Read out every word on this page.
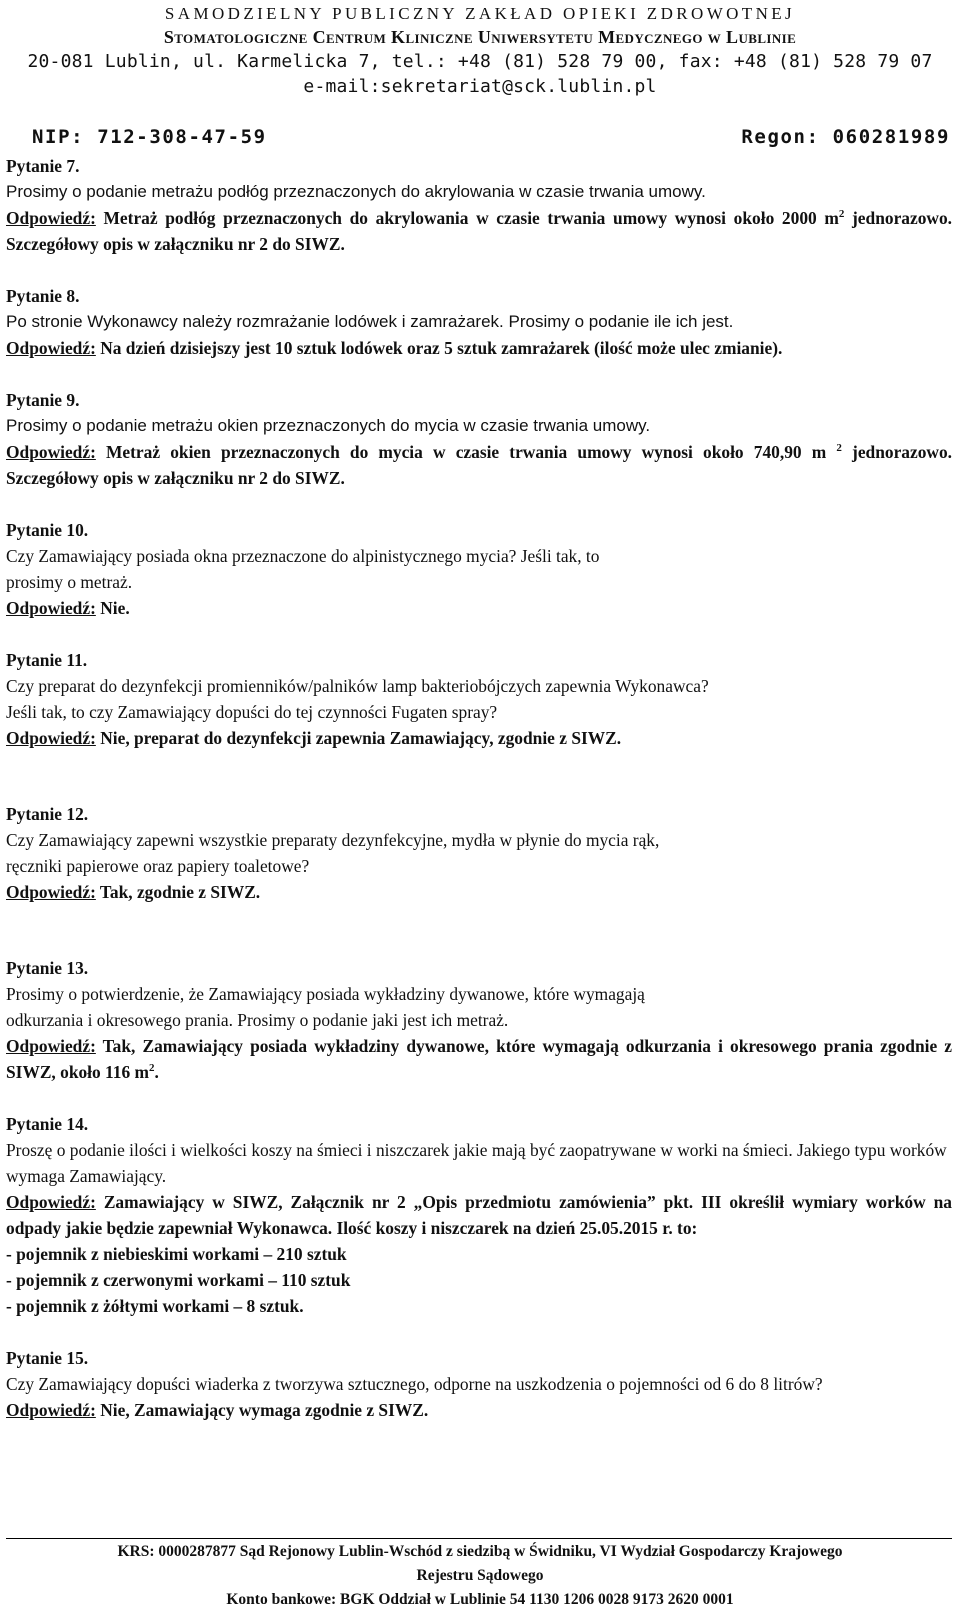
SAMODZIELNY PUBLICZNY ZAKŁAD OPIEKI ZDROWOTNEJ
Stomatologiczne Centrum Kliniczne Uniwersytetu Medycznego w Lublinie
20-081 Lublin, ul. Karmelicka 7, tel.: +48 (81) 528 79 00, fax: +48 (81) 528 79 07
e-mail:sekretariat@sck.lublin.pl
NIP: 712-308-47-59	Regon: 060281989
Pytanie 7.
Prosimy o podanie metrażu podłóg przeznaczonych do akrylowania w czasie trwania umowy.
Odpowiedź: Metraż podłóg przeznaczonych do akrylowania w czasie trwania umowy wynosi około 2000 $m^2$ jednorazowo. Szczegółowy opis w załączniku nr 2 do SIWZ.
Pytanie 8.
Po stronie Wykonawcy należy rozmrażanie lodówek i zamrażarek. Prosimy o podanie ile ich jest.
Odpowiedź: Na dzień dzisiejszy jest 10 sztuk lodówek oraz 5 sztuk zamrażarek (ilość może ulec zmianie).
Pytanie 9.
Prosimy o podanie metrażu okien przeznaczonych do mycia w czasie trwania umowy.
Odpowiedź: Metraż okien przeznaczonych do mycia w czasie trwania umowy wynosi około 740,90 m $^2$ jednorazowo. Szczegółowy opis w załączniku nr 2 do SIWZ.
Pytanie 10.
Czy Zamawiający posiada okna przeznaczone do alpinistycznego mycia? Jeśli tak, to
prosimy o metraż.
Odpowiedź: Nie.
Pytanie 11.
Czy preparat do dezynfekcji promienników/palników lamp bakteriobójczych zapewnia Wykonawca?
Jeśli tak, to czy Zamawiający dopuści do tej czynności Fugaten spray?
Odpowiedź: Nie, preparat do dezynfekcji zapewnia Zamawiający, zgodnie z SIWZ.
Pytanie 12.
Czy Zamawiający zapewni wszystkie preparaty dezynfekcyjne, mydła w płynie do mycia rąk,
ręczniki papierowe oraz papiery toaletowe?
Odpowiedź: Tak, zgodnie z SIWZ.
Pytanie 13.
Prosimy o potwierdzenie, że Zamawiający posiada wykładziny dywanowe, które wymagają
odkurzania i okresowego prania. Prosimy o podanie jaki jest ich metraż.
Odpowiedź: Tak, Zamawiający posiada wykładziny dywanowe, które wymagają odkurzania i okresowego prania zgodnie z SIWZ, około 116 $m^2$.
Pytanie 14.
Proszę o podanie ilości i wielkości koszy na śmieci i niszczarek jakie mają być zaopatrywane w worki na śmieci. Jakiego typu worków wymaga Zamawiający.
Odpowiedź: Zamawiający w SIWZ, Załącznik nr 2 „Opis przedmiotu zamówienia” pkt. III określił wymiary worków na odpady jakie będzie zapewniał Wykonawca. Ilość koszy i niszczarek na dzień 25.05.2015 r. to:
- pojemnik z niebieskimi workami – 210 sztuk
- pojemnik z czerwonymi workami – 110 sztuk
- pojemnik z żółtymi workami – 8 sztuk.
Pytanie 15.
Czy Zamawiający dopuści wiaderka z tworzywa sztucznego, odporne na uszkodzenia o pojemności od 6 do 8 litrów?
Odpowiedź: Nie, Zamawiający wymaga zgodnie z SIWZ.
KRS: 0000287877 Sąd Rejonowy Lublin-Wschód z siedzibą w Świdniku, VI Wydział Gospodarczy Krajowego
Rejestru Sądowego
Konto bankowe: BGK Oddział w Lublinie 54 1130 1206 0028 9173 2620 0001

#### Stated problem
All the lines above are to be reproduced exactly, except the pictures.

#### Task answer
Read out every word on this page.
SAMODZIELNY PUBLICZNY ZAKŁAD OPIEKI ZDROWOTNEJ
Stomatologiczne Centrum Kliniczne Uniwersytetu Medycznego w Lublinie
20-081 Lublin, ul. Karmelicka 7, tel.: +48 (81) 528 79 00, fax: +48 (81) 528 79 07
e-mail:sekretariat@sck.lublin.pl
NIP: 712-308-47-59	Regon: 060281989
Pytanie 7.
Prosimy o podanie metrażu podłóg przeznaczonych do akrylowania w czasie trwania umowy.
Odpowiedź: Metraż podłóg przeznaczonych do akrylowania w czasie trwania umowy wynosi około 2000 $m^2$ jednorazowo. Szczegółowy opis w załączniku nr 2 do SIWZ.
Pytanie 8.
Po stronie Wykonawcy należy rozmrażanie lodówek i zamrażarek. Prosimy o podanie ile ich jest.
Odpowiedź: Na dzień dzisiejszy jest 10 sztuk lodówek oraz 5 sztuk zamrażarek (ilość może ulec zmianie).
Pytanie 9.
Prosimy o podanie metrażu okien przeznaczonych do mycia w czasie trwania umowy.
Odpowiedź: Metraż okien przeznaczonych do mycia w czasie trwania umowy wynosi około 740,90 m $^2$ jednorazowo. Szczegółowy opis w załączniku nr 2 do SIWZ.
Pytanie 10.
Czy Zamawiający posiada okna przeznaczone do alpinistycznego mycia? Jeśli tak, to
prosimy o metraż.
Odpowiedź: Nie.
Pytanie 11.
Czy preparat do dezynfekcji promienników/palników lamp bakteriobójczych zapewnia Wykonawca?
Jeśli tak, to czy Zamawiający dopuści do tej czynności Fugaten spray?
Odpowiedź: Nie, preparat do dezynfekcji zapewnia Zamawiający, zgodnie z SIWZ.
Pytanie 12.
Czy Zamawiający zapewni wszystkie preparaty dezynfekcyjne, mydła w płynie do mycia rąk,
ręczniki papierowe oraz papiery toaletowe?
Odpowiedź: Tak, zgodnie z SIWZ.
Pytanie 13.
Prosimy o potwierdzenie, że Zamawiający posiada wykładziny dywanowe, które wymagają
odkurzania i okresowego prania. Prosimy o podanie jaki jest ich metraż.
Odpowiedź: Tak, Zamawiający posiada wykładziny dywanowe, które wymagają odkurzania i okresowego prania zgodnie z SIWZ, około 116 $m^2$.
Pytanie 14.
Proszę o podanie ilości i wielkości koszy na śmieci i niszczarek jakie mają być zaopatrywane w worki na śmieci. Jakiego typu worków wymaga Zamawiający.
Odpowiedź: Zamawiający w SIWZ, Załącznik nr 2 „Opis przedmiotu zamówienia” pkt. III określił wymiary worków na odpady jakie będzie zapewniał Wykonawca. Ilość koszy i niszczarek na dzień 25.05.2015 r. to:
- pojemnik z niebieskimi workami – 210 sztuk
- pojemnik z czerwonymi workami – 110 sztuk
- pojemnik z żółtymi workami – 8 sztuk.
Pytanie 15.
Czy Zamawiający dopuści wiaderka z tworzywa sztucznego, odporne na uszkodzenia o pojemności od 6 do 8 litrów?
Odpowiedź: Nie, Zamawiający wymaga zgodnie z SIWZ.
KRS: 0000287877 Sąd Rejonowy Lublin-Wschód z siedzibą w Świdniku, VI Wydział Gospodarczy Krajowego
Rejestru Sądowego
Konto bankowe: BGK Oddział w Lublinie 54 1130 1206 0028 9173 2620 0001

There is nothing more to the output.